*About this task*
Extract the text of each entry below exactly, leaving every image behind.

Dataset records
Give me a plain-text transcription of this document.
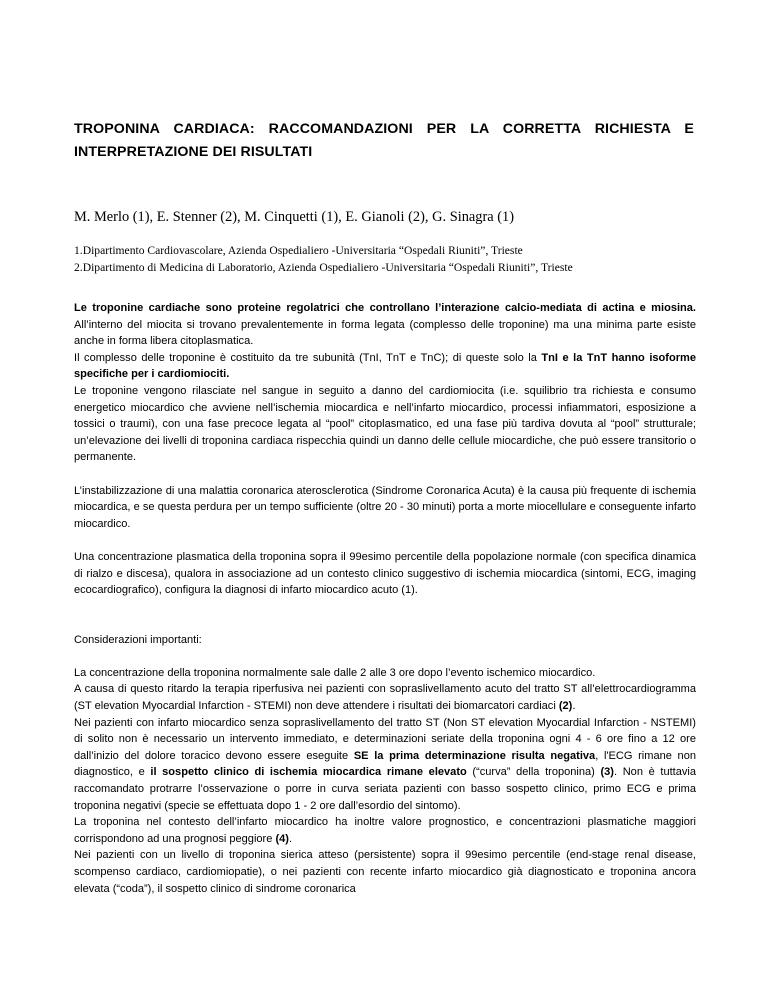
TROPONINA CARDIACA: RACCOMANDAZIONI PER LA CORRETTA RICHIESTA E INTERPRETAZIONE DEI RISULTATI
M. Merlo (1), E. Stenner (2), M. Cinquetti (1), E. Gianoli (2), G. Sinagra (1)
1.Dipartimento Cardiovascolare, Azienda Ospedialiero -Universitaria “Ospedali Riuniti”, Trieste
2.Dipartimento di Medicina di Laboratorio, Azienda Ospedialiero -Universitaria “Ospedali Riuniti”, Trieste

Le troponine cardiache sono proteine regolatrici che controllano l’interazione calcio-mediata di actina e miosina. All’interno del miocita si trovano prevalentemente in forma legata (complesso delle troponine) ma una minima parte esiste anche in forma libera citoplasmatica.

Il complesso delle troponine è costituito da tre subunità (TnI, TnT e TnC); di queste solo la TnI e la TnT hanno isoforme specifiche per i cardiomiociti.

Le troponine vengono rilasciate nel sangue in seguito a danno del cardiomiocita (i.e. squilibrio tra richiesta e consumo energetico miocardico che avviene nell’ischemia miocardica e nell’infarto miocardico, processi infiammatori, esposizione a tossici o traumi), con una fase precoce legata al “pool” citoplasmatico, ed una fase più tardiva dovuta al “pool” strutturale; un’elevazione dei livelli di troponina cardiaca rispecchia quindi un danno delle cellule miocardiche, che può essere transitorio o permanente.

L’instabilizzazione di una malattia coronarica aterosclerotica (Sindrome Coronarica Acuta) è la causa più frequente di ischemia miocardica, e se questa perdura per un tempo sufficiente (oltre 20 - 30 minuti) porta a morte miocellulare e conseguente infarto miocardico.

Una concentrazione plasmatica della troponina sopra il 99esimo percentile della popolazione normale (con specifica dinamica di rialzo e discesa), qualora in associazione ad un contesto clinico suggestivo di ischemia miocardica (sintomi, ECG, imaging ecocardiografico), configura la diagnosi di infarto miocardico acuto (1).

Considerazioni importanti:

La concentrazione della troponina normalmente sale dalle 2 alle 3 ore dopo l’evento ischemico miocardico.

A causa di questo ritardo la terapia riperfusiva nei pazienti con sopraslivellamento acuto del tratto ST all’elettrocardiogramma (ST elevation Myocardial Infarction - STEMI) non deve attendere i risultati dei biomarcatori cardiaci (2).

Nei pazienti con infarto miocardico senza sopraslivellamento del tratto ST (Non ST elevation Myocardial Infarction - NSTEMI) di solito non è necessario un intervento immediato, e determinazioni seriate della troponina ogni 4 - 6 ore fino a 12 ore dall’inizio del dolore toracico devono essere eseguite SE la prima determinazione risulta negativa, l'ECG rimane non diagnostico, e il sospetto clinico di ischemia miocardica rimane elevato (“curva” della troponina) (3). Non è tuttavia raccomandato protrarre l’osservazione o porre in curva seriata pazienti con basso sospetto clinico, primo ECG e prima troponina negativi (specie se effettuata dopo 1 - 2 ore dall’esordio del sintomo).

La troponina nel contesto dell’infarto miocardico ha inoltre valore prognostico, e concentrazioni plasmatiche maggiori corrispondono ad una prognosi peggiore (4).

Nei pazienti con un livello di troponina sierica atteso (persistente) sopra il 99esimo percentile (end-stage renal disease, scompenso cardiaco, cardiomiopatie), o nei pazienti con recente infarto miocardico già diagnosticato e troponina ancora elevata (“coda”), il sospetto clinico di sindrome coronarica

*Result of the exercise*
Give me a plain-text transcription of this document.
TROPONINA CARDIACA: RACCOMANDAZIONI PER LA CORRETTA RICHIESTA E INTERPRETAZIONE DEI RISULTATI
M. Merlo (1), E. Stenner (2), M. Cinquetti (1), E. Gianoli (2), G. Sinagra (1)
1.Dipartimento Cardiovascolare, Azienda Ospedialiero -Universitaria “Ospedali Riuniti”, Trieste
2.Dipartimento di Medicina di Laboratorio, Azienda Ospedialiero -Universitaria “Ospedali Riuniti”, Trieste

Le troponine cardiache sono proteine regolatrici che controllano l’interazione calcio-mediata di actina e miosina. All’interno del miocita si trovano prevalentemente in forma legata (complesso delle troponine) ma una minima parte esiste anche in forma libera citoplasmatica.

Il complesso delle troponine è costituito da tre subunità (TnI, TnT e TnC); di queste solo la TnI e la TnT hanno isoforme specifiche per i cardiomiociti.

Le troponine vengono rilasciate nel sangue in seguito a danno del cardiomiocita (i.e. squilibrio tra richiesta e consumo energetico miocardico che avviene nell’ischemia miocardica e nell’infarto miocardico, processi infiammatori, esposizione a tossici o traumi), con una fase precoce legata al “pool” citoplasmatico, ed una fase più tardiva dovuta al “pool” strutturale; un’elevazione dei livelli di troponina cardiaca rispecchia quindi un danno delle cellule miocardiche, che può essere transitorio o permanente.

L’instabilizzazione di una malattia coronarica aterosclerotica (Sindrome Coronarica Acuta) è la causa più frequente di ischemia miocardica, e se questa perdura per un tempo sufficiente (oltre 20 - 30 minuti) porta a morte miocellulare e conseguente infarto miocardico.

Una concentrazione plasmatica della troponina sopra il 99esimo percentile della popolazione normale (con specifica dinamica di rialzo e discesa), qualora in associazione ad un contesto clinico suggestivo di ischemia miocardica (sintomi, ECG, imaging ecocardiografico), configura la diagnosi di infarto miocardico acuto (1).

Considerazioni importanti:

La concentrazione della troponina normalmente sale dalle 2 alle 3 ore dopo l’evento ischemico miocardico.

A causa di questo ritardo la terapia riperfusiva nei pazienti con sopraslivellamento acuto del tratto ST all’elettrocardiogramma (ST elevation Myocardial Infarction - STEMI) non deve attendere i risultati dei biomarcatori cardiaci (2).

Nei pazienti con infarto miocardico senza sopraslivellamento del tratto ST (Non ST elevation Myocardial Infarction - NSTEMI) di solito non è necessario un intervento immediato, e determinazioni seriate della troponina ogni 4 - 6 ore fino a 12 ore dall’inizio del dolore toracico devono essere eseguite SE la prima determinazione risulta negativa, l'ECG rimane non diagnostico, e il sospetto clinico di ischemia miocardica rimane elevato (“curva” della troponina) (3). Non è tuttavia raccomandato protrarre l’osservazione o porre in curva seriata pazienti con basso sospetto clinico, primo ECG e prima troponina negativi (specie se effettuata dopo 1 - 2 ore dall’esordio del sintomo).

La troponina nel contesto dell’infarto miocardico ha inoltre valore prognostico, e concentrazioni plasmatiche maggiori corrispondono ad una prognosi peggiore (4).

Nei pazienti con un livello di troponina sierica atteso (persistente) sopra il 99esimo percentile (end-stage renal disease, scompenso cardiaco, cardiomiopatie), o nei pazienti con recente infarto miocardico già diagnosticato e troponina ancora elevata (“coda”), il sospetto clinico di sindrome coronarica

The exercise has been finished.